───── Source excerpt ─────
Olga Gorelli, (June 14, 1920 Bologna, Italy, died February 18, 2006) was well known for her musical talents as a composer and pianist.

Life and career
Olga Gorelli, maiden name Gratch, immigrated to the United States in 1937 with her family and settled in New Jersey.  She married a physician, and had two children. She was a resident of Pennington, New Jersey.

Gorelli began composing as a child in Italy and her first little piano pieces were published in Italy when she was ten years old. She pursued her music studies in the U.S., graduating from Immaculata College, the Curtis Institute of Music, Smith College, and the Yale University School of Music, and pursued graduate work at the Eastman School of Music.  Her teachers included Rosario Scalero, Gian Carlo Menotti, Quincy Porter, Paul Hindemith, and Darius Milhaud.

Gorelli taught music theory at Hollins College, and piano at Trenton State College.  She also taught privately at her home and composed each morning up until the last weeks of her life.

She has written orchestral and choral pieces, many songs for voice with various instruments, a mass, two operas, two dance dramas, and several works for different combinations of strings, brass, and woodwinds.

Recordings

 Rosenfeld, Jayn and Vas, Meg. "The River." By Olga Gorelli. Jersey Sessions, Volume 2. Composers Guild of New Jersey (CGNJ1290), 1990. CD.
───── Listed records ─────
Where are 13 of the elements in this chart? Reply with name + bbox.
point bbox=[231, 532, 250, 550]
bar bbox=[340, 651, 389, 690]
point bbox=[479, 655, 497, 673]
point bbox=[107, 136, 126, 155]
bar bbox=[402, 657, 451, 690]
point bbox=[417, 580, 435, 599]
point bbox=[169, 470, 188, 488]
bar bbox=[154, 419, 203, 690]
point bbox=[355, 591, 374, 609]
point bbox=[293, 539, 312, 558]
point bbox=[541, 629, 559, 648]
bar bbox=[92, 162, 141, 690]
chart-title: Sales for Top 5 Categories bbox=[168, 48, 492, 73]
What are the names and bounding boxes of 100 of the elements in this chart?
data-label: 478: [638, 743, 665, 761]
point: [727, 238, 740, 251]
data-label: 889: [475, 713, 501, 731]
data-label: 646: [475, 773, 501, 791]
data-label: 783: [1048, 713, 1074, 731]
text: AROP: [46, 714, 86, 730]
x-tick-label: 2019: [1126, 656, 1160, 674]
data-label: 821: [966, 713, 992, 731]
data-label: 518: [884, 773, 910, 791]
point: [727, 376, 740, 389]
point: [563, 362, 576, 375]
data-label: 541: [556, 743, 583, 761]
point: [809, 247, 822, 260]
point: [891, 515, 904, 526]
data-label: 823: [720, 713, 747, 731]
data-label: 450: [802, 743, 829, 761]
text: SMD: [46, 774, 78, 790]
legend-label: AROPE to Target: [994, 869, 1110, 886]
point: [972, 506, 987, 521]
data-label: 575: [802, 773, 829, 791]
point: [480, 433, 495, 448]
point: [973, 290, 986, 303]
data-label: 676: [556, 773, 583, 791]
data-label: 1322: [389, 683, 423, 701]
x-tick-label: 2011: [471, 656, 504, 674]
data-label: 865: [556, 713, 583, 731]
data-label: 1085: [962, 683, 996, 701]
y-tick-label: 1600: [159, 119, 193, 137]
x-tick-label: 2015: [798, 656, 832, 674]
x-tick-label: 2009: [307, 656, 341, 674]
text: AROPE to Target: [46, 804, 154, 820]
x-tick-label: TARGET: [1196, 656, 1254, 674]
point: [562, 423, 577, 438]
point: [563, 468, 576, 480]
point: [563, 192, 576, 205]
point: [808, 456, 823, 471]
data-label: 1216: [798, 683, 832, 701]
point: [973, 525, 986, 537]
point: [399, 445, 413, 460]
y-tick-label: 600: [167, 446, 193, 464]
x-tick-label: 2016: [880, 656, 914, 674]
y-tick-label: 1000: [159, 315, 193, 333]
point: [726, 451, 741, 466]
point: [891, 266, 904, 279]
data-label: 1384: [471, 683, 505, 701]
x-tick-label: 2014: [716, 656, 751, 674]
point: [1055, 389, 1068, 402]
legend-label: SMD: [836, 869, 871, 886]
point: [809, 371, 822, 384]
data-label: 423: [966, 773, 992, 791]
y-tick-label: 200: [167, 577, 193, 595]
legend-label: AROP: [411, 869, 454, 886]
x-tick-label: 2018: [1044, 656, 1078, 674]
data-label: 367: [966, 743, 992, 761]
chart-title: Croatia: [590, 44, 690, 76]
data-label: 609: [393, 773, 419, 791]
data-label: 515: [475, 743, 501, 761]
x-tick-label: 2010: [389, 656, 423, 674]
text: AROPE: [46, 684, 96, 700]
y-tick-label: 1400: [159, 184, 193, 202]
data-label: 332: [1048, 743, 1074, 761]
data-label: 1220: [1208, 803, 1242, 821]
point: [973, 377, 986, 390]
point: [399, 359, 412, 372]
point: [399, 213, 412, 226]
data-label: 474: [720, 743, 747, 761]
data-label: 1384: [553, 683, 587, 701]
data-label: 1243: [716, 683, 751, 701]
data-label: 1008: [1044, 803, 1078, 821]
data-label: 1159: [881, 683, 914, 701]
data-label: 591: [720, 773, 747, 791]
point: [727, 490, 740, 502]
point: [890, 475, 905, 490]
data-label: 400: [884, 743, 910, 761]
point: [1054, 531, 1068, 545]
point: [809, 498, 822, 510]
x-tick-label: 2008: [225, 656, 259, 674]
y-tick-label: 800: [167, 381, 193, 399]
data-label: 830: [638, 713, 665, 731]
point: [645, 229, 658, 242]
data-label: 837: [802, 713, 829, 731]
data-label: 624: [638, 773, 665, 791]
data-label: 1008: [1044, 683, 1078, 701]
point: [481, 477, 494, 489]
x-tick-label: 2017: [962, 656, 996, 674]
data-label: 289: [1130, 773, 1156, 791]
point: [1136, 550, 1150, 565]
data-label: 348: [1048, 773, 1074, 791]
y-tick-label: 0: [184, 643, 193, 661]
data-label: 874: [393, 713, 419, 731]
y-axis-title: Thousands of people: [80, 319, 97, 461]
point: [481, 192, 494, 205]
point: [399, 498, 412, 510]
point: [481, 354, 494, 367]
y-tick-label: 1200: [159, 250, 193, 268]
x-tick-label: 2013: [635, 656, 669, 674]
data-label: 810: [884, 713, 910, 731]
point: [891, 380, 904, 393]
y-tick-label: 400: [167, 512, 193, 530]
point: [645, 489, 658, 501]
─────
Work instructions
**1.** According to the biography of Olga Gorelli, in what year did she immigrate to the United States?
**2.** Write down the records from their first line up to and including the line with "text: SMD: [46, 774, 78, 790]", keeping every line unchanged.

Answers to the problems
**1.** 1937

**2.**
Where are 13 of the elements in this chart? Reply with name + bbox.
point bbox=[231, 532, 250, 550]
bar bbox=[340, 651, 389, 690]
point bbox=[479, 655, 497, 673]
point bbox=[107, 136, 126, 155]
bar bbox=[402, 657, 451, 690]
point bbox=[417, 580, 435, 599]
point bbox=[169, 470, 188, 488]
bar bbox=[154, 419, 203, 690]
point bbox=[355, 591, 374, 609]
point bbox=[293, 539, 312, 558]
point bbox=[541, 629, 559, 648]
bar bbox=[92, 162, 141, 690]
chart-title: Sales for Top 5 Categories bbox=[168, 48, 492, 73]
What are the names and bounding boxes of 100 of the elements in this chart?
data-label: 478: [638, 743, 665, 761]
point: [727, 238, 740, 251]
data-label: 889: [475, 713, 501, 731]
data-label: 646: [475, 773, 501, 791]
data-label: 783: [1048, 713, 1074, 731]
text: AROP: [46, 714, 86, 730]
x-tick-label: 2019: [1126, 656, 1160, 674]
data-label: 821: [966, 713, 992, 731]
data-label: 518: [884, 773, 910, 791]
point: [727, 376, 740, 389]
point: [563, 362, 576, 375]
data-label: 541: [556, 743, 583, 761]
point: [809, 247, 822, 260]
point: [891, 515, 904, 526]
data-label: 823: [720, 713, 747, 731]
data-label: 450: [802, 743, 829, 761]
text: SMD: [46, 774, 78, 790]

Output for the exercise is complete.